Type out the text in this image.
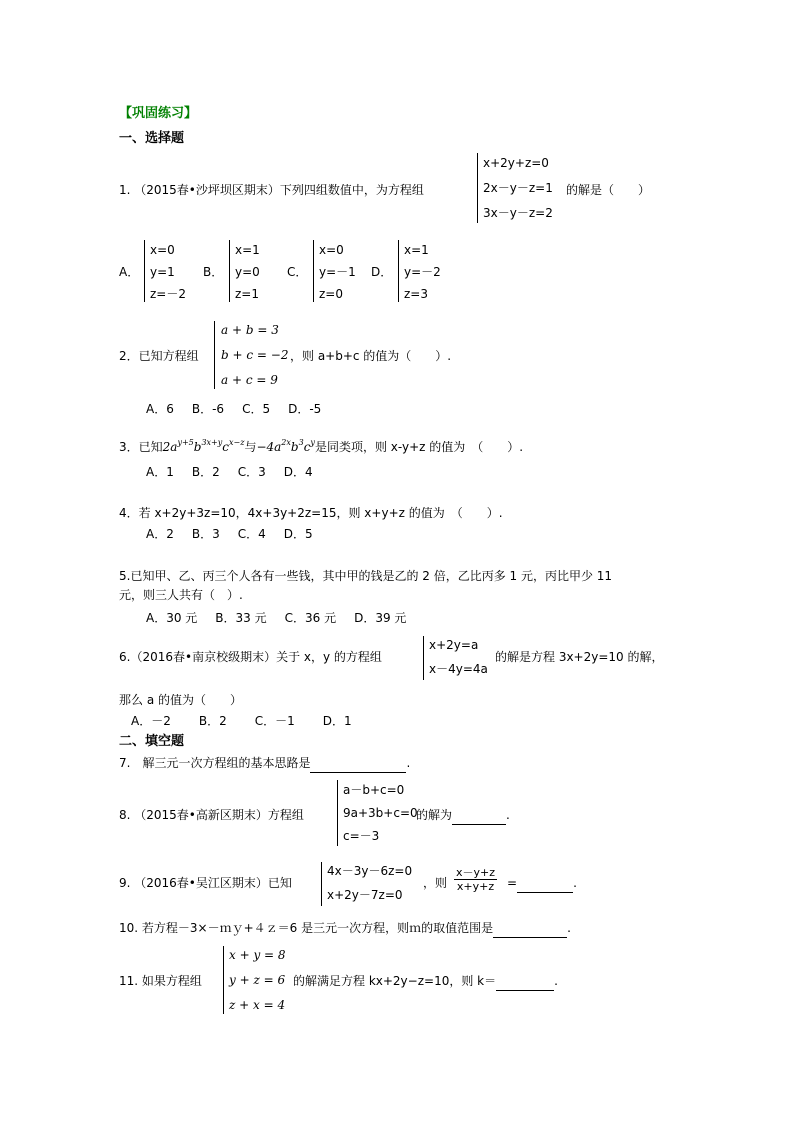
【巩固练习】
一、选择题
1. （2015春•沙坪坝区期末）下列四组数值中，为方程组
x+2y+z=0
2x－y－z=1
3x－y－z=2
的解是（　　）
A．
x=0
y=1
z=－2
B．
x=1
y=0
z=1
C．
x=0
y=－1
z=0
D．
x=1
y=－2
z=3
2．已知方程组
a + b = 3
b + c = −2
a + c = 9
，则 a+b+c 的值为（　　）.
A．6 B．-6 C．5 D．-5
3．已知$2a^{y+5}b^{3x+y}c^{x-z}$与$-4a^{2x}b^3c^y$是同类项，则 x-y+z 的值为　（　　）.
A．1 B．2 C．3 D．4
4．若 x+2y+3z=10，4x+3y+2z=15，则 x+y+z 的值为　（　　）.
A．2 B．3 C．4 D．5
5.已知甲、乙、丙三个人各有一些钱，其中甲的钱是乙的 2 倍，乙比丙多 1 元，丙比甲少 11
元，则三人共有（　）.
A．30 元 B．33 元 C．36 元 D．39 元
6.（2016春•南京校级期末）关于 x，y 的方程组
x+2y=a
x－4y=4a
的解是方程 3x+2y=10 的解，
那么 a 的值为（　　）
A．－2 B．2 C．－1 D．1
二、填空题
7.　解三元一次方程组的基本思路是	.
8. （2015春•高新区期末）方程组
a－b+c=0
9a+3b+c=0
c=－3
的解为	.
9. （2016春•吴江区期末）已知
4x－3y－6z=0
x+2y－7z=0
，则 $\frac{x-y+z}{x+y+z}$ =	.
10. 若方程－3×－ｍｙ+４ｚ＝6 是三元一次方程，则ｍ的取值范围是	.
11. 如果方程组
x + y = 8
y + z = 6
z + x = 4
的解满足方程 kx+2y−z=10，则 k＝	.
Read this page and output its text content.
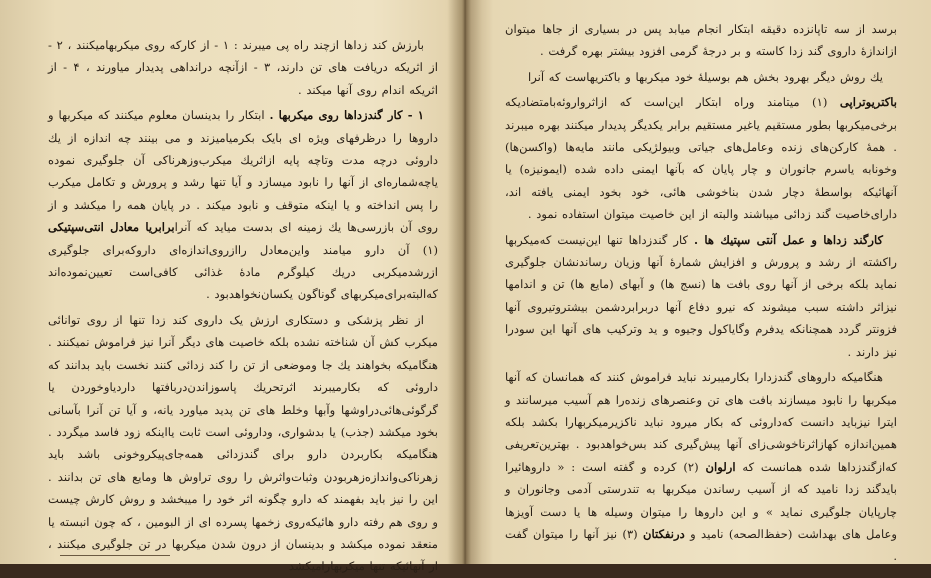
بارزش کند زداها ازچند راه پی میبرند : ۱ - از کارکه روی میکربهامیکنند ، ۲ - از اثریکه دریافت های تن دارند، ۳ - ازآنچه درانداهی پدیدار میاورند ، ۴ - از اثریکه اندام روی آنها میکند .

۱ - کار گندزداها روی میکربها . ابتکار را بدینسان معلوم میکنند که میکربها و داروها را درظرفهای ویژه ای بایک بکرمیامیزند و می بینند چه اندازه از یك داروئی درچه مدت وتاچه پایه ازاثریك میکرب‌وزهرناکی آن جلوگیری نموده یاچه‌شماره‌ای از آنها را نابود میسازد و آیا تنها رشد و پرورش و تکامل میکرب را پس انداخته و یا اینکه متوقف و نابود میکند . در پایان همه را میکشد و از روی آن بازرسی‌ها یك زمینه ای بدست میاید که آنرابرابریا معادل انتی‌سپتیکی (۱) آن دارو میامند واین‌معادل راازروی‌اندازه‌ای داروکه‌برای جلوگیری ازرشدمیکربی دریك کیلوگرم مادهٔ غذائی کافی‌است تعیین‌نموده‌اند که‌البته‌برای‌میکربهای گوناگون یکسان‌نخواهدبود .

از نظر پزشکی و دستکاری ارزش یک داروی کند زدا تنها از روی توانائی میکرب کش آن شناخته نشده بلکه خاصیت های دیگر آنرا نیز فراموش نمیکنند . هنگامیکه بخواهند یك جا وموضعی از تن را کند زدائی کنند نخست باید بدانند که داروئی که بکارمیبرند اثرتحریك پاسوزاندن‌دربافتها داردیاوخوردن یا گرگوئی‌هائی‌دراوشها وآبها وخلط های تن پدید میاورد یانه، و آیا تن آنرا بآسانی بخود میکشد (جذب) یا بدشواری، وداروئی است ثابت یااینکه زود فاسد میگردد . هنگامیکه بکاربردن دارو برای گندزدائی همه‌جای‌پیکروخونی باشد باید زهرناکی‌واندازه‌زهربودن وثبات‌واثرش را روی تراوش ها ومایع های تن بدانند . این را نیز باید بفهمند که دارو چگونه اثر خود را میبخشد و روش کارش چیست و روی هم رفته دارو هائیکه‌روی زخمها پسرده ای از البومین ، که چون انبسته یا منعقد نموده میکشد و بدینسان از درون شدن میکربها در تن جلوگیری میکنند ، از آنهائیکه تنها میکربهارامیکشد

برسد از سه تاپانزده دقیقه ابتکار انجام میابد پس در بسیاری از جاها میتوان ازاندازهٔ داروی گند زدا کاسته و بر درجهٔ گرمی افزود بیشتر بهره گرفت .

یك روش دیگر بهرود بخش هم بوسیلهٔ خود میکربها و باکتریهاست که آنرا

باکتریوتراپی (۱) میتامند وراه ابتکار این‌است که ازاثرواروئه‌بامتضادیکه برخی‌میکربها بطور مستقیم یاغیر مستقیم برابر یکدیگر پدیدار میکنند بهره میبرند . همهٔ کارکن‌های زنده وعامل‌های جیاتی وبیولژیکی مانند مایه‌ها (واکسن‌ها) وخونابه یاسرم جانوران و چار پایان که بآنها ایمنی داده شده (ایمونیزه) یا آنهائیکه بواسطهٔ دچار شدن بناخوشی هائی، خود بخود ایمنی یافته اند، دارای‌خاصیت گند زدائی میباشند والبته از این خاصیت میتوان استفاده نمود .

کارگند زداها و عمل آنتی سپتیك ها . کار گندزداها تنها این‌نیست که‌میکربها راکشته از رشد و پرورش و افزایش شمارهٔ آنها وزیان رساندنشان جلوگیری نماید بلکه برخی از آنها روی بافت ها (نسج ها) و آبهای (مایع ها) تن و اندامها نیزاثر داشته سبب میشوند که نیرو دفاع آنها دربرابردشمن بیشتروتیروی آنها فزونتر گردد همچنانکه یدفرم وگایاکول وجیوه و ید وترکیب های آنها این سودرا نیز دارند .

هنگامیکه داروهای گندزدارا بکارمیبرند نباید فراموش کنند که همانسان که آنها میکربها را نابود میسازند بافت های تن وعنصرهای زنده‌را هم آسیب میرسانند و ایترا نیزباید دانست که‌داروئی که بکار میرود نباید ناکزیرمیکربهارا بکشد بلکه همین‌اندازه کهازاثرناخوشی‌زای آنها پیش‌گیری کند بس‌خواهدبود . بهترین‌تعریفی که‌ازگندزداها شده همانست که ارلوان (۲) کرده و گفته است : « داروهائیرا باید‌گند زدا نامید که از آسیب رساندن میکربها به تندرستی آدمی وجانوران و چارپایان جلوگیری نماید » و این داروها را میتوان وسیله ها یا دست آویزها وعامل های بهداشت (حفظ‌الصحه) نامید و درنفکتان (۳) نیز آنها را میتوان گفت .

---*---

> EXERCISE DETAILS
Pick out every line with the string "text" and copy it.

> TASK RESPONSE
Type out the text in this image.
Read this page and output its text content.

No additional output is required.